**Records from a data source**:

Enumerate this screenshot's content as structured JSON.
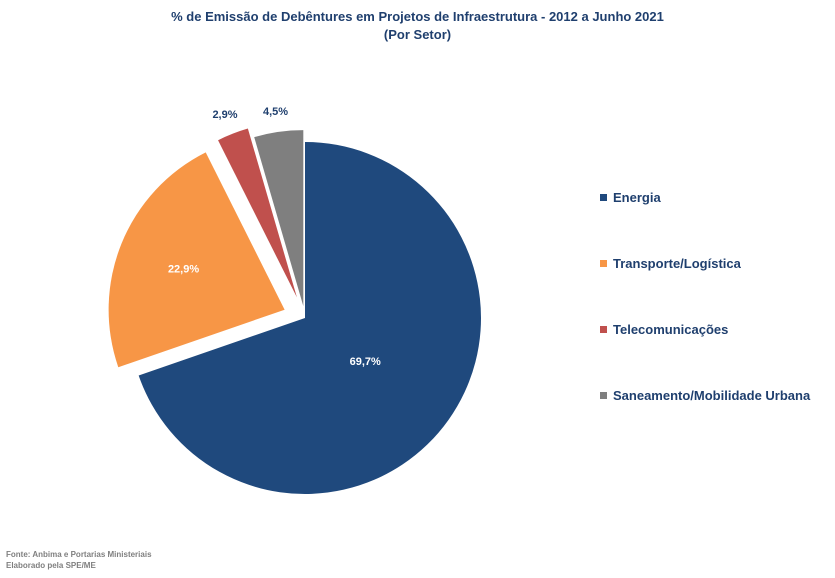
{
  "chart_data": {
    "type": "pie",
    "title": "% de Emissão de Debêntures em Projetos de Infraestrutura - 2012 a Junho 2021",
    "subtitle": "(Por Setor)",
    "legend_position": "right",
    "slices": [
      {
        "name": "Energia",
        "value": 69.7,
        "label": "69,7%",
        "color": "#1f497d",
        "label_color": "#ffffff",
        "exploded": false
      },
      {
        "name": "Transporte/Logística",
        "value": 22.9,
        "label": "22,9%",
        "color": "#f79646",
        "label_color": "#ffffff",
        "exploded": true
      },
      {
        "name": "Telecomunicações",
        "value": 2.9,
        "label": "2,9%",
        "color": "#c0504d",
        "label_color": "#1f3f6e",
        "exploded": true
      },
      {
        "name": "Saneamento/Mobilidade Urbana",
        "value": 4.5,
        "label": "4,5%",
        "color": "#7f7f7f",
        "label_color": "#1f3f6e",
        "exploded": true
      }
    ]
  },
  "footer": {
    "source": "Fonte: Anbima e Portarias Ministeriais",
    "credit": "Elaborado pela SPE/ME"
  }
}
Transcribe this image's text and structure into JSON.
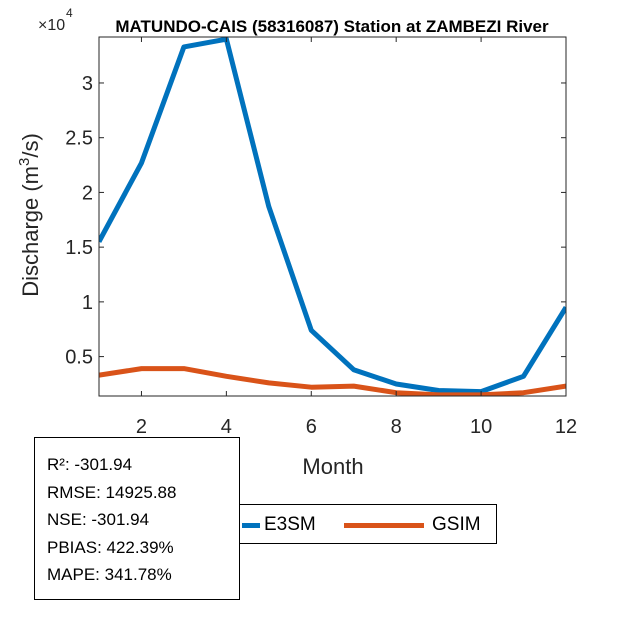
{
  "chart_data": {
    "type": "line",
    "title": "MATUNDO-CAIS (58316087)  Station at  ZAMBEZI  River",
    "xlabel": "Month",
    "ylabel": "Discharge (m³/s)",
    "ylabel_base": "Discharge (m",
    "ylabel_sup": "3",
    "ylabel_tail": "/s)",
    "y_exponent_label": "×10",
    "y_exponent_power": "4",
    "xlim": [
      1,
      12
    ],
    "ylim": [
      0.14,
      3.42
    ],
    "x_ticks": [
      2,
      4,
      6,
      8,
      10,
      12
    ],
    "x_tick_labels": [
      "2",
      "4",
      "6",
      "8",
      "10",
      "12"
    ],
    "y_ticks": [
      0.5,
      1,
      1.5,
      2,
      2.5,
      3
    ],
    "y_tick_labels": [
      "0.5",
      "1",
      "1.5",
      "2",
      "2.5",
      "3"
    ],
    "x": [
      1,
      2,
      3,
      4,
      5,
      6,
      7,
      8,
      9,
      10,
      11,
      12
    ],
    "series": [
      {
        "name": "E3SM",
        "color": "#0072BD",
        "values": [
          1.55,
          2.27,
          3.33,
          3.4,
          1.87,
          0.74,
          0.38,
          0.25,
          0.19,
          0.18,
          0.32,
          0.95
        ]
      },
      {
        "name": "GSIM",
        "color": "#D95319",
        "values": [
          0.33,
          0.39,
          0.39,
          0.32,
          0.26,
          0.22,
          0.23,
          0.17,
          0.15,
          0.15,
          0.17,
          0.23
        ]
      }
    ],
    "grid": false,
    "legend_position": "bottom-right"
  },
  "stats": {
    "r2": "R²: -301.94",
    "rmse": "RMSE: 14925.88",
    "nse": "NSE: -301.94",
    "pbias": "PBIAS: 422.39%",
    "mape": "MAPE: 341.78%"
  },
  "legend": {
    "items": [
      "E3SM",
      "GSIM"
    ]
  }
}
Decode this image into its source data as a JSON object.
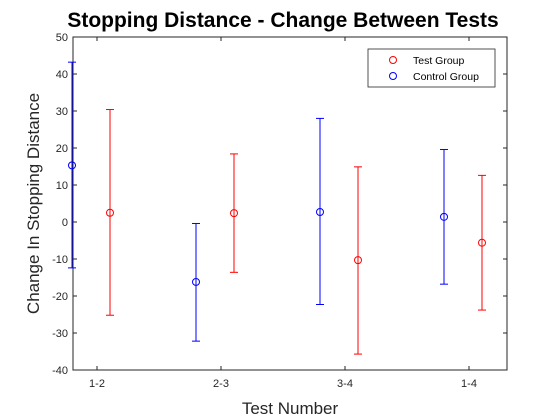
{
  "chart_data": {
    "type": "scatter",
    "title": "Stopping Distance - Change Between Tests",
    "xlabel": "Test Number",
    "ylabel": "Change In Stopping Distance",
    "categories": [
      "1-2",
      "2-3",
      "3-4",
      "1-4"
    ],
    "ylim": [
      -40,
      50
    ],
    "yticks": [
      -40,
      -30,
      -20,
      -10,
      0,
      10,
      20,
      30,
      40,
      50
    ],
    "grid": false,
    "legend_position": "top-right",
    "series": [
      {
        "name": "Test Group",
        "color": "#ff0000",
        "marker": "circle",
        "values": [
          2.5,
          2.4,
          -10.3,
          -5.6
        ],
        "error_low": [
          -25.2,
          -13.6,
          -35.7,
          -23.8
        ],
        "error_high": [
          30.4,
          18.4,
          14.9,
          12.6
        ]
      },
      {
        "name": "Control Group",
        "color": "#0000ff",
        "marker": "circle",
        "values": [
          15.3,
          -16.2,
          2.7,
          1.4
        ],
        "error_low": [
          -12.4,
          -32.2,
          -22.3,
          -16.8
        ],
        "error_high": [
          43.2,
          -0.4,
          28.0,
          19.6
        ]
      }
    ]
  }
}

**WHAT YOU SHOULD DO**:
Transcribe each entry above exactly, apart from the pictures.

**SOLUTION TO THE PROBLEM**:
Enumerate this screenshot's content as structured JSON.
{
  "chart_data": {
    "type": "pie",
    "title": "% de Emissão de Debêntures em Projetos de Infraestrutura - 2012 a Junho 2021",
    "subtitle": "(Por Setor)",
    "legend_position": "right",
    "slices": [
      {
        "name": "Energia",
        "value": 69.7,
        "label": "69,7%",
        "color": "#1f497d",
        "label_color": "#ffffff",
        "exploded": false
      },
      {
        "name": "Transporte/Logística",
        "value": 22.9,
        "label": "22,9%",
        "color": "#f79646",
        "label_color": "#ffffff",
        "exploded": true
      },
      {
        "name": "Telecomunicações",
        "value": 2.9,
        "label": "2,9%",
        "color": "#c0504d",
        "label_color": "#1f3f6e",
        "exploded": true
      },
      {
        "name": "Saneamento/Mobilidade Urbana",
        "value": 4.5,
        "label": "4,5%",
        "color": "#7f7f7f",
        "label_color": "#1f3f6e",
        "exploded": true
      }
    ]
  },
  "footer": {
    "source": "Fonte: Anbima e Portarias Ministeriais",
    "credit": "Elaborado pela SPE/ME"
  }
}
Transcribe this image's text and structure into JSON.
{
  "chart_data": {
    "type": "line",
    "title": "MATUNDO-CAIS (58316087)  Station at  ZAMBEZI  River",
    "xlabel": "Month",
    "ylabel": "Discharge (m³/s)",
    "ylabel_base": "Discharge (m",
    "ylabel_sup": "3",
    "ylabel_tail": "/s)",
    "y_exponent_label": "×10",
    "y_exponent_power": "4",
    "xlim": [
      1,
      12
    ],
    "ylim": [
      0.14,
      3.42
    ],
    "x_ticks": [
      2,
      4,
      6,
      8,
      10,
      12
    ],
    "x_tick_labels": [
      "2",
      "4",
      "6",
      "8",
      "10",
      "12"
    ],
    "y_ticks": [
      0.5,
      1,
      1.5,
      2,
      2.5,
      3
    ],
    "y_tick_labels": [
      "0.5",
      "1",
      "1.5",
      "2",
      "2.5",
      "3"
    ],
    "x": [
      1,
      2,
      3,
      4,
      5,
      6,
      7,
      8,
      9,
      10,
      11,
      12
    ],
    "series": [
      {
        "name": "E3SM",
        "color": "#0072BD",
        "values": [
          1.55,
          2.27,
          3.33,
          3.4,
          1.87,
          0.74,
          0.38,
          0.25,
          0.19,
          0.18,
          0.32,
          0.95
        ]
      },
      {
        "name": "GSIM",
        "color": "#D95319",
        "values": [
          0.33,
          0.39,
          0.39,
          0.32,
          0.26,
          0.22,
          0.23,
          0.17,
          0.15,
          0.15,
          0.17,
          0.23
        ]
      }
    ],
    "grid": false,
    "legend_position": "bottom-right"
  },
  "stats": {
    "r2": "R²: -301.94",
    "rmse": "RMSE: 14925.88",
    "nse": "NSE: -301.94",
    "pbias": "PBIAS: 422.39%",
    "mape": "MAPE: 341.78%"
  },
  "legend": {
    "items": [
      "E3SM",
      "GSIM"
    ]
  }
}
Decode this image into its source data as a JSON object.
{
  "chart_data": {
    "type": "scatter",
    "title": "Stopping Distance - Change Between Tests",
    "xlabel": "Test Number",
    "ylabel": "Change In Stopping Distance",
    "categories": [
      "1-2",
      "2-3",
      "3-4",
      "1-4"
    ],
    "ylim": [
      -40,
      50
    ],
    "yticks": [
      -40,
      -30,
      -20,
      -10,
      0,
      10,
      20,
      30,
      40,
      50
    ],
    "grid": false,
    "legend_position": "top-right",
    "series": [
      {
        "name": "Test Group",
        "color": "#ff0000",
        "marker": "circle",
        "values": [
          2.5,
          2.4,
          -10.3,
          -5.6
        ],
        "error_low": [
          -25.2,
          -13.6,
          -35.7,
          -23.8
        ],
        "error_high": [
          30.4,
          18.4,
          14.9,
          12.6
        ]
      },
      {
        "name": "Control Group",
        "color": "#0000ff",
        "marker": "circle",
        "values": [
          15.3,
          -16.2,
          2.7,
          1.4
        ],
        "error_low": [
          -12.4,
          -32.2,
          -22.3,
          -16.8
        ],
        "error_high": [
          43.2,
          -0.4,
          28.0,
          19.6
        ]
      }
    ]
  }
}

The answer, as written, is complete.